WHAT YOU NEED TO DO
Starting at the line that holds "Output the text content of this document.", restate every line word for word up to and including the last one in the listing below, and omit all pictures.

EXERCISE MATERIALS
┏━━
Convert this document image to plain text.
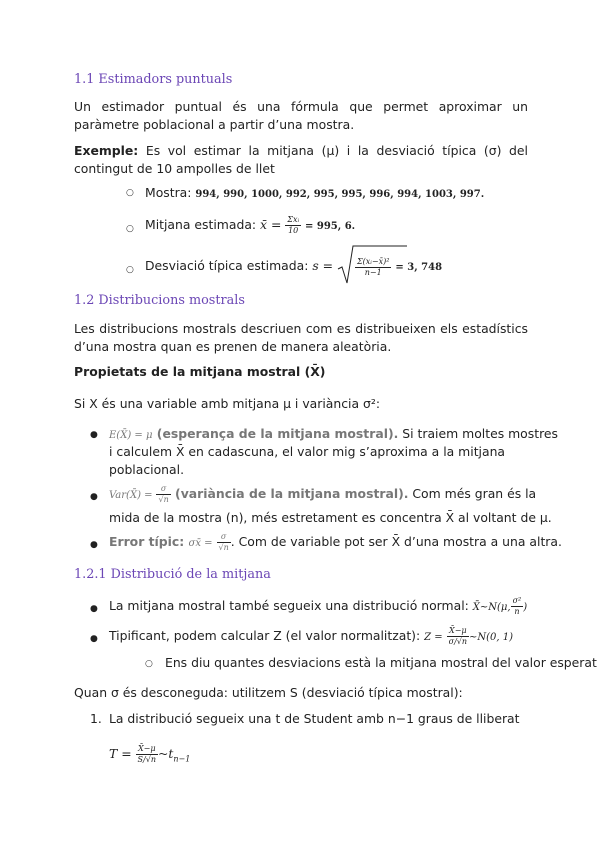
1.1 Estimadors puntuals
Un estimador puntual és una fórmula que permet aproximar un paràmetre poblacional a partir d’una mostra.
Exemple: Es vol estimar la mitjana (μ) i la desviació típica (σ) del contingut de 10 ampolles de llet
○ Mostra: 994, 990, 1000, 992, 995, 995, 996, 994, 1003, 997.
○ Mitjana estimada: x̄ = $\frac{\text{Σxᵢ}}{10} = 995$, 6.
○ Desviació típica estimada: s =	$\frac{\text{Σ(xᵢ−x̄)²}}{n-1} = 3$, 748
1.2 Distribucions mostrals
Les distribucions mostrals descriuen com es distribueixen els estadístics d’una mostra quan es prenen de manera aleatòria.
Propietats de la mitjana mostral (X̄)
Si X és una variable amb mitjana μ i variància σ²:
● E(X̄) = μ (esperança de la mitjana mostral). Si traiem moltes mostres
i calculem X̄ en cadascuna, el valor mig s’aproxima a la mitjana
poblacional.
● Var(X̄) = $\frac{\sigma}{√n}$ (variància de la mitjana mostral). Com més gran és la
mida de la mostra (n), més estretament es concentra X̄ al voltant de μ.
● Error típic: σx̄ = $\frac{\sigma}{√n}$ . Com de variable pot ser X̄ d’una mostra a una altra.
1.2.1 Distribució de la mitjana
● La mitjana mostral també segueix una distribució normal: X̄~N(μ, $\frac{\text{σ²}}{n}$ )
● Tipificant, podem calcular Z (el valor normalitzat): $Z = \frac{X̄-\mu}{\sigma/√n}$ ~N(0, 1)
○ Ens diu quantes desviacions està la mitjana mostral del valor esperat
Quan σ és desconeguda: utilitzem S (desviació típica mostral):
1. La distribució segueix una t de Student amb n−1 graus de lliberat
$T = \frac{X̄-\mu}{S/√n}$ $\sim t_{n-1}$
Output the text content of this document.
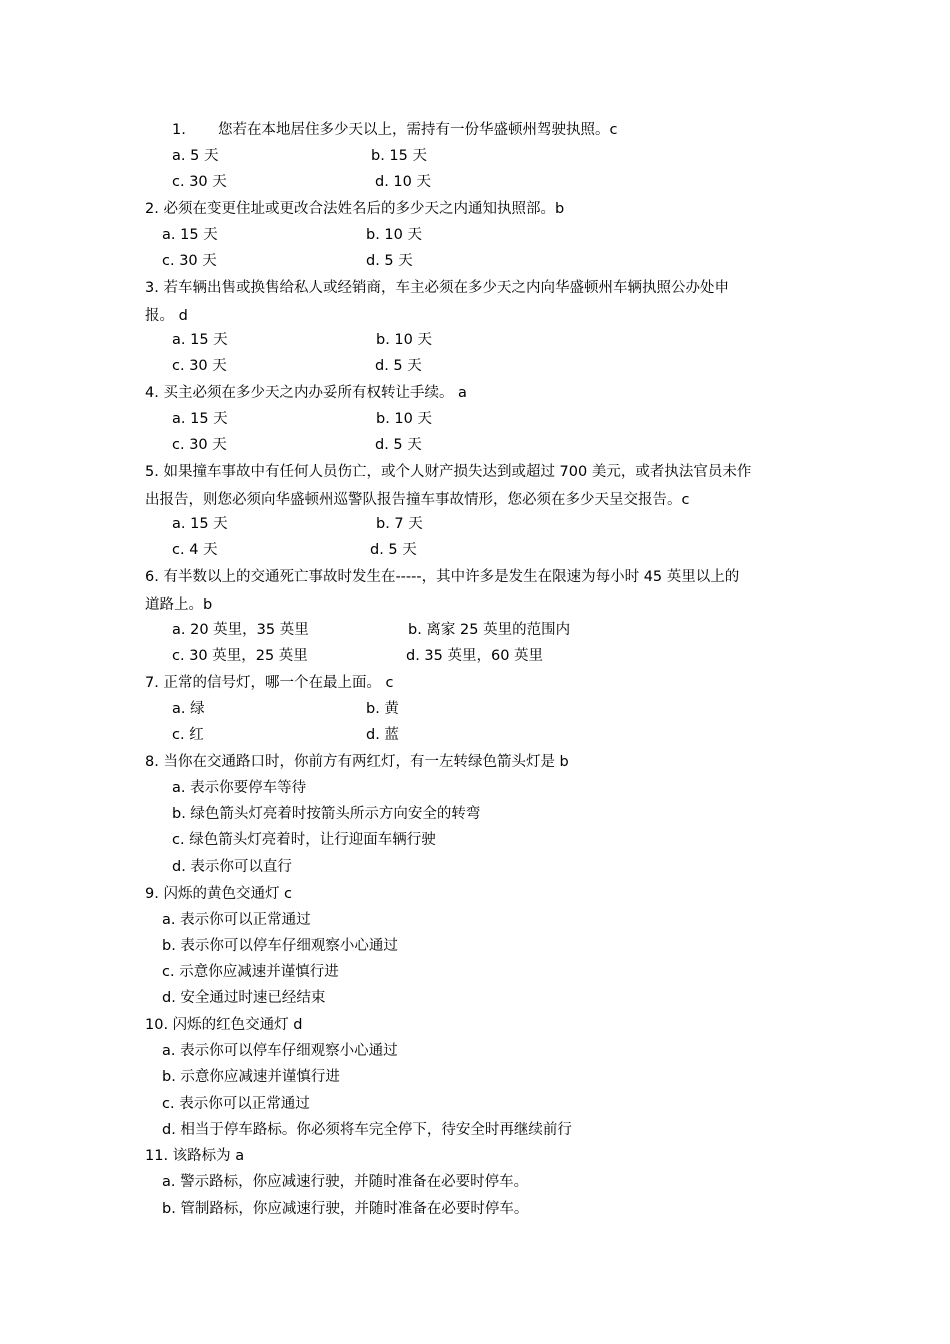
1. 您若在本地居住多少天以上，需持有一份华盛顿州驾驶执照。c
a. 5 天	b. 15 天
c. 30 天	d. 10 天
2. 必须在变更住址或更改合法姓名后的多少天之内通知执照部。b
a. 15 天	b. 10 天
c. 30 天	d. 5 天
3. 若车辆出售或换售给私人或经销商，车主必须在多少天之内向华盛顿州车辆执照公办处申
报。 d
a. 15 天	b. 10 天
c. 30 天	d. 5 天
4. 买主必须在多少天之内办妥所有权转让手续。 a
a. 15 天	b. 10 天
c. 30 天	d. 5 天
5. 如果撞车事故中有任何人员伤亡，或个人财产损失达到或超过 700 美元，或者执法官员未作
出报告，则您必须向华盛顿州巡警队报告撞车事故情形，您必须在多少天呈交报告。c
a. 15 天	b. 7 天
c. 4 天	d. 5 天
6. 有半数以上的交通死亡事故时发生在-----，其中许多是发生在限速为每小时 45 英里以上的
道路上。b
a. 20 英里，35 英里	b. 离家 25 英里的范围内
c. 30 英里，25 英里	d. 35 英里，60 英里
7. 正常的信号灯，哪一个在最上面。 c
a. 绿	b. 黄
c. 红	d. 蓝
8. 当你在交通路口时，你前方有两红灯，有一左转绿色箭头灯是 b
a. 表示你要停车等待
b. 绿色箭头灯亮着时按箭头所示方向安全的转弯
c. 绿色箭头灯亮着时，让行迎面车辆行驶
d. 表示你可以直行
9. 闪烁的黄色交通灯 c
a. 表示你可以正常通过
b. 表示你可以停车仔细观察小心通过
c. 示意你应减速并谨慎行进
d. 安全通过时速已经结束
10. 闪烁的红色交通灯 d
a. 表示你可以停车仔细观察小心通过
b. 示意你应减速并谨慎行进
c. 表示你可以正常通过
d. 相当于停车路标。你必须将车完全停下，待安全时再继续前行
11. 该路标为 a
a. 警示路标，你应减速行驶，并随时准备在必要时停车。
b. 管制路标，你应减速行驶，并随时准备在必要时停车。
┗━━
EXPECTED OUTPUT
Output the text content of this document.
1. 您若在本地居住多少天以上，需持有一份华盛顿州驾驶执照。c
a. 5 天	b. 15 天
c. 30 天	d. 10 天
2. 必须在变更住址或更改合法姓名后的多少天之内通知执照部。b
a. 15 天	b. 10 天
c. 30 天	d. 5 天
3. 若车辆出售或换售给私人或经销商，车主必须在多少天之内向华盛顿州车辆执照公办处申
报。 d
a. 15 天	b. 10 天
c. 30 天	d. 5 天
4. 买主必须在多少天之内办妥所有权转让手续。 a
a. 15 天	b. 10 天
c. 30 天	d. 5 天
5. 如果撞车事故中有任何人员伤亡，或个人财产损失达到或超过 700 美元，或者执法官员未作
出报告，则您必须向华盛顿州巡警队报告撞车事故情形，您必须在多少天呈交报告。c
a. 15 天	b. 7 天
c. 4 天	d. 5 天
6. 有半数以上的交通死亡事故时发生在-----，其中许多是发生在限速为每小时 45 英里以上的
道路上。b
a. 20 英里，35 英里	b. 离家 25 英里的范围内
c. 30 英里，25 英里	d. 35 英里，60 英里
7. 正常的信号灯，哪一个在最上面。 c
a. 绿	b. 黄
c. 红	d. 蓝
8. 当你在交通路口时，你前方有两红灯，有一左转绿色箭头灯是 b
a. 表示你要停车等待
b. 绿色箭头灯亮着时按箭头所示方向安全的转弯
c. 绿色箭头灯亮着时，让行迎面车辆行驶
d. 表示你可以直行
9. 闪烁的黄色交通灯 c
a. 表示你可以正常通过
b. 表示你可以停车仔细观察小心通过
c. 示意你应减速并谨慎行进
d. 安全通过时速已经结束
10. 闪烁的红色交通灯 d
a. 表示你可以停车仔细观察小心通过
b. 示意你应减速并谨慎行进
c. 表示你可以正常通过
d. 相当于停车路标。你必须将车完全停下，待安全时再继续前行
11. 该路标为 a
a. 警示路标，你应减速行驶，并随时准备在必要时停车。
b. 管制路标，你应减速行驶，并随时准备在必要时停车。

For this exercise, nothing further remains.